Gather every line of the entries that includes the word "will".

═══ MATERIAL SUPPLIED ═══

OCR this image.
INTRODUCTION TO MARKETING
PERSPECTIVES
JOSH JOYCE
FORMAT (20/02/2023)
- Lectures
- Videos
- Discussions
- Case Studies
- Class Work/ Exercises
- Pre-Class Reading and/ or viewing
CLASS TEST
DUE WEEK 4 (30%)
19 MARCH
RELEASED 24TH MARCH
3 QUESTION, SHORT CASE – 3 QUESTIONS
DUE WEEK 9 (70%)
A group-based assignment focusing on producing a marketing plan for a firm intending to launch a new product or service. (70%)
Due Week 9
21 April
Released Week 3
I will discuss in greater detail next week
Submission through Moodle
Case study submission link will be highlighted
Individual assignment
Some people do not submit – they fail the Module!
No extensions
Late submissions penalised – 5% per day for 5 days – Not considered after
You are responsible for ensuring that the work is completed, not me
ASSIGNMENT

═══

◆ EXPECTED ANSWER ◆
I will discuss in greater detail next week
Case study submission link will be highlighted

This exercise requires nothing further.